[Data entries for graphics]
···

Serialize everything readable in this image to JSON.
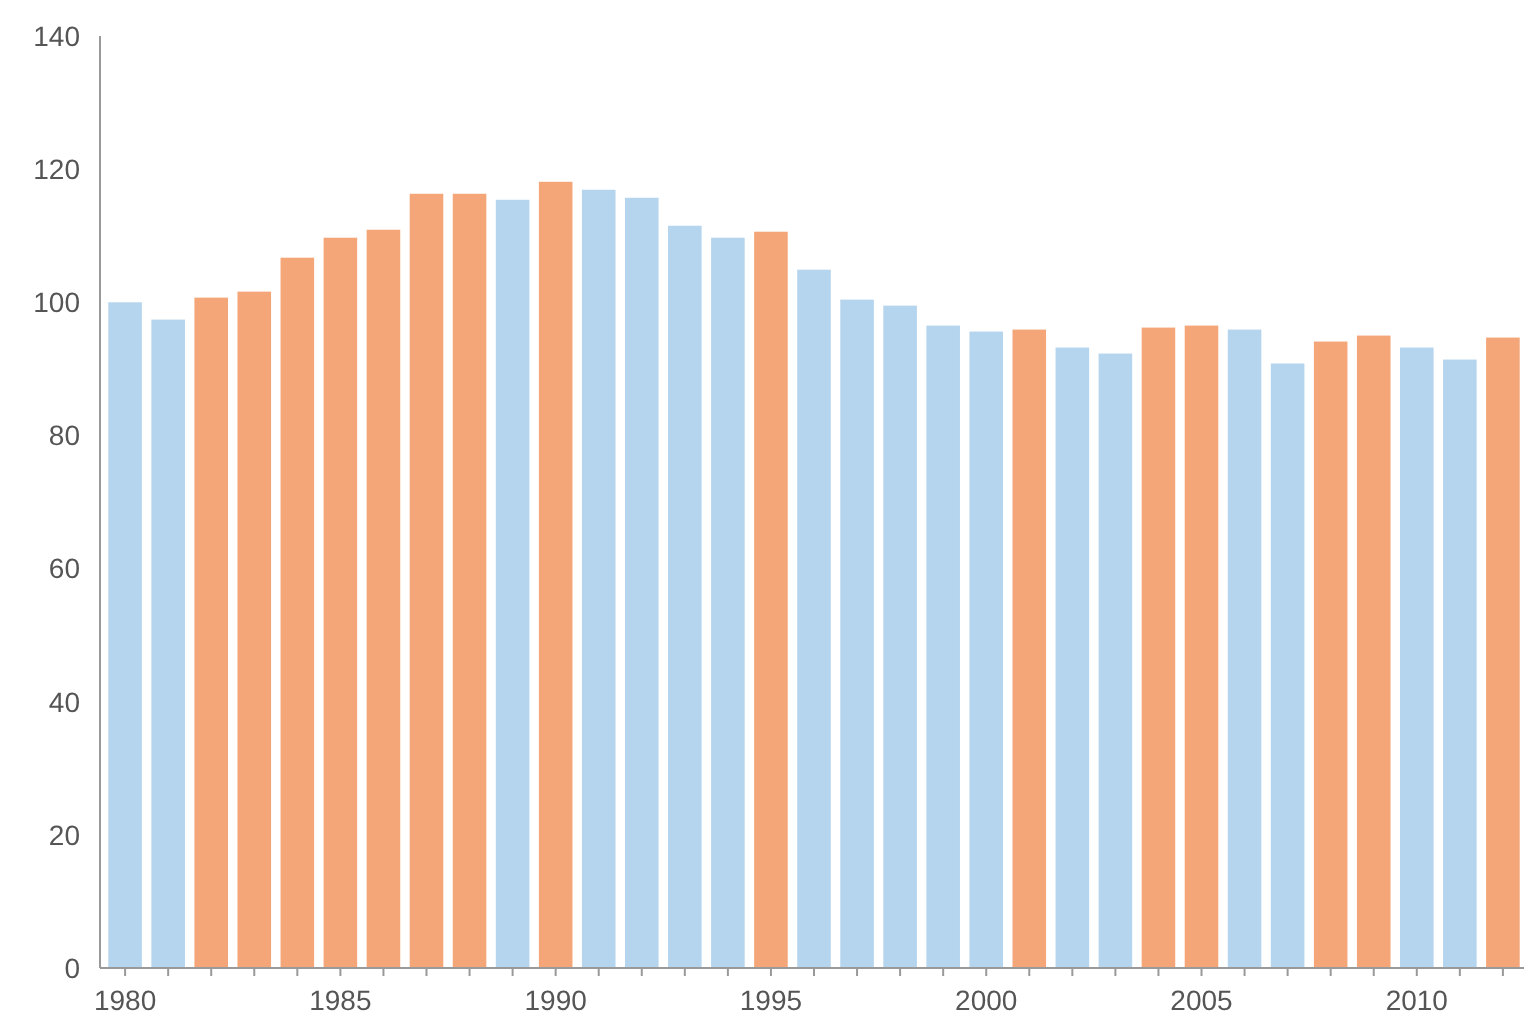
{
  "chart_data": {
    "type": "bar",
    "categories": [
      "1980",
      null,
      null,
      null,
      null,
      "1985",
      null,
      null,
      null,
      null,
      "1990",
      null,
      null,
      null,
      null,
      "1995",
      null,
      null,
      null,
      null,
      "2000",
      null,
      null,
      null,
      null,
      "2005",
      null,
      null,
      null,
      null,
      "2010",
      null,
      null
    ],
    "values": [
      100,
      97.4,
      100.7,
      101.6,
      106.7,
      109.7,
      110.9,
      116.3,
      116.3,
      115.4,
      118.1,
      116.9,
      115.7,
      111.5,
      109.7,
      110.6,
      104.9,
      100.4,
      99.5,
      96.5,
      95.6,
      95.9,
      93.2,
      92.3,
      96.2,
      96.5,
      95.9,
      90.8,
      94.1,
      95,
      93.2,
      91.4,
      94.7
    ],
    "colors": [
      "#b5d5ee",
      "#b5d5ee",
      "#f4a679",
      "#f4a679",
      "#f4a679",
      "#f4a679",
      "#f4a679",
      "#f4a679",
      "#f4a679",
      "#b5d5ee",
      "#f4a679",
      "#b5d5ee",
      "#b5d5ee",
      "#b5d5ee",
      "#b5d5ee",
      "#f4a679",
      "#b5d5ee",
      "#b5d5ee",
      "#b5d5ee",
      "#b5d5ee",
      "#b5d5ee",
      "#f4a679",
      "#b5d5ee",
      "#b5d5ee",
      "#f4a679",
      "#f4a679",
      "#b5d5ee",
      "#b5d5ee",
      "#f4a679",
      "#f4a679",
      "#b5d5ee",
      "#b5d5ee",
      "#f4a679"
    ],
    "ylim": [
      0,
      140
    ],
    "yticks": [
      0,
      20,
      40,
      60,
      80,
      100,
      120,
      140
    ],
    "grid": false
  }
}
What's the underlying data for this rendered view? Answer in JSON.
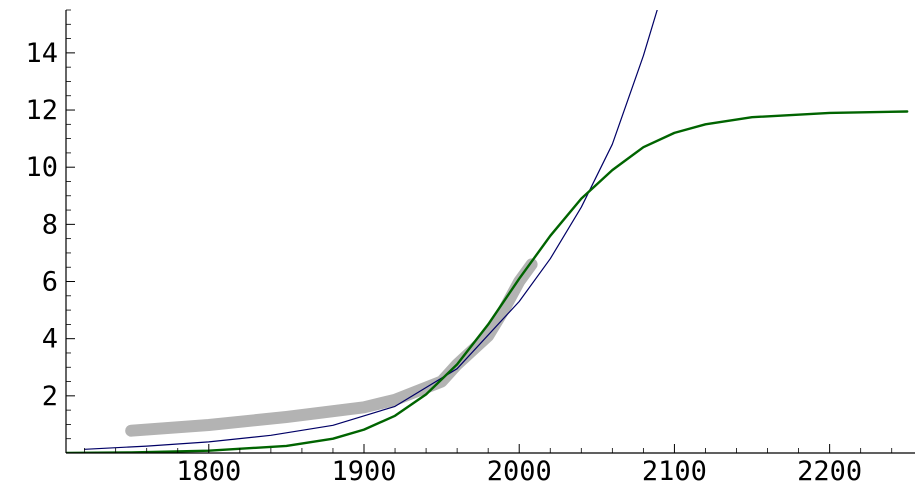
{
  "chart_data": {
    "type": "line",
    "title": "",
    "xlabel": "",
    "ylabel": "",
    "xlim": [
      1708,
      2255
    ],
    "ylim": [
      0,
      15.5
    ],
    "x_ticks": [
      1800,
      1900,
      2000,
      2100,
      2200
    ],
    "y_ticks": [
      2,
      4,
      6,
      8,
      10,
      12,
      14
    ],
    "x_tick_labels": [
      "1800",
      "1900",
      "2000",
      "2100",
      "2200"
    ],
    "y_tick_labels": [
      "2",
      "4",
      "6",
      "8",
      "10",
      "12",
      "14"
    ],
    "grid": false,
    "legend": "none",
    "series": [
      {
        "color": "#b3b3b3",
        "x": [
          1750,
          1800,
          1850,
          1900,
          1920,
          1950,
          1960,
          1980,
          1990,
          2000,
          2008
        ],
        "y": [
          0.78,
          0.98,
          1.26,
          1.6,
          1.86,
          2.5,
          3.1,
          4.1,
          5.0,
          6.0,
          6.6
        ]
      },
      {
        "color": "#000066",
        "x": [
          1720,
          1760,
          1800,
          1840,
          1880,
          1920,
          1960,
          2000,
          2020,
          2040,
          2060,
          2080,
          2090
        ],
        "y": [
          0.13,
          0.24,
          0.39,
          0.62,
          0.97,
          1.63,
          2.95,
          5.3,
          6.8,
          8.6,
          10.8,
          13.9,
          15.7
        ]
      },
      {
        "color": "#006400",
        "x": [
          1708,
          1750,
          1800,
          1850,
          1880,
          1900,
          1920,
          1940,
          1960,
          1980,
          2000,
          2020,
          2040,
          2060,
          2080,
          2100,
          2120,
          2150,
          2200,
          2250
        ],
        "y": [
          0.0,
          0.02,
          0.08,
          0.25,
          0.5,
          0.82,
          1.3,
          2.05,
          3.1,
          4.5,
          6.1,
          7.6,
          8.9,
          9.9,
          10.7,
          11.2,
          11.5,
          11.75,
          11.9,
          11.95
        ]
      }
    ]
  }
}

···

* Task description *
Reproduce the material word for word, minus the images.

* Expected answer *
Serialize everything readable in this image to JSON.
{
  "chart_data": {
    "type": "bar",
    "categories": [
      "1980",
      null,
      null,
      null,
      null,
      "1985",
      null,
      null,
      null,
      null,
      "1990",
      null,
      null,
      null,
      null,
      "1995",
      null,
      null,
      null,
      null,
      "2000",
      null,
      null,
      null,
      null,
      "2005",
      null,
      null,
      null,
      null,
      "2010",
      null,
      null
    ],
    "values": [
      100,
      97.4,
      100.7,
      101.6,
      106.7,
      109.7,
      110.9,
      116.3,
      116.3,
      115.4,
      118.1,
      116.9,
      115.7,
      111.5,
      109.7,
      110.6,
      104.9,
      100.4,
      99.5,
      96.5,
      95.6,
      95.9,
      93.2,
      92.3,
      96.2,
      96.5,
      95.9,
      90.8,
      94.1,
      95,
      93.2,
      91.4,
      94.7
    ],
    "colors": [
      "#b5d5ee",
      "#b5d5ee",
      "#f4a679",
      "#f4a679",
      "#f4a679",
      "#f4a679",
      "#f4a679",
      "#f4a679",
      "#f4a679",
      "#b5d5ee",
      "#f4a679",
      "#b5d5ee",
      "#b5d5ee",
      "#b5d5ee",
      "#b5d5ee",
      "#f4a679",
      "#b5d5ee",
      "#b5d5ee",
      "#b5d5ee",
      "#b5d5ee",
      "#b5d5ee",
      "#f4a679",
      "#b5d5ee",
      "#b5d5ee",
      "#f4a679",
      "#f4a679",
      "#b5d5ee",
      "#b5d5ee",
      "#f4a679",
      "#f4a679",
      "#b5d5ee",
      "#b5d5ee",
      "#f4a679"
    ],
    "ylim": [
      0,
      140
    ],
    "yticks": [
      0,
      20,
      40,
      60,
      80,
      100,
      120,
      140
    ],
    "grid": false
  }
}
What's the underlying data for this rendered view? Answer in JSON.
{
  "chart_data": {
    "type": "line",
    "title": "",
    "xlabel": "",
    "ylabel": "",
    "xlim": [
      1708,
      2255
    ],
    "ylim": [
      0,
      15.5
    ],
    "x_ticks": [
      1800,
      1900,
      2000,
      2100,
      2200
    ],
    "y_ticks": [
      2,
      4,
      6,
      8,
      10,
      12,
      14
    ],
    "x_tick_labels": [
      "1800",
      "1900",
      "2000",
      "2100",
      "2200"
    ],
    "y_tick_labels": [
      "2",
      "4",
      "6",
      "8",
      "10",
      "12",
      "14"
    ],
    "grid": false,
    "legend": "none",
    "series": [
      {
        "color": "#b3b3b3",
        "x": [
          1750,
          1800,
          1850,
          1900,
          1920,
          1950,
          1960,
          1980,
          1990,
          2000,
          2008
        ],
        "y": [
          0.78,
          0.98,
          1.26,
          1.6,
          1.86,
          2.5,
          3.1,
          4.1,
          5.0,
          6.0,
          6.6
        ]
      },
      {
        "color": "#000066",
        "x": [
          1720,
          1760,
          1800,
          1840,
          1880,
          1920,
          1960,
          2000,
          2020,
          2040,
          2060,
          2080,
          2090
        ],
        "y": [
          0.13,
          0.24,
          0.39,
          0.62,
          0.97,
          1.63,
          2.95,
          5.3,
          6.8,
          8.6,
          10.8,
          13.9,
          15.7
        ]
      },
      {
        "color": "#006400",
        "x": [
          1708,
          1750,
          1800,
          1850,
          1880,
          1900,
          1920,
          1940,
          1960,
          1980,
          2000,
          2020,
          2040,
          2060,
          2080,
          2100,
          2120,
          2150,
          2200,
          2250
        ],
        "y": [
          0.0,
          0.02,
          0.08,
          0.25,
          0.5,
          0.82,
          1.3,
          2.05,
          3.1,
          4.5,
          6.1,
          7.6,
          8.9,
          9.9,
          10.7,
          11.2,
          11.5,
          11.75,
          11.9,
          11.95
        ]
      }
    ]
  }
}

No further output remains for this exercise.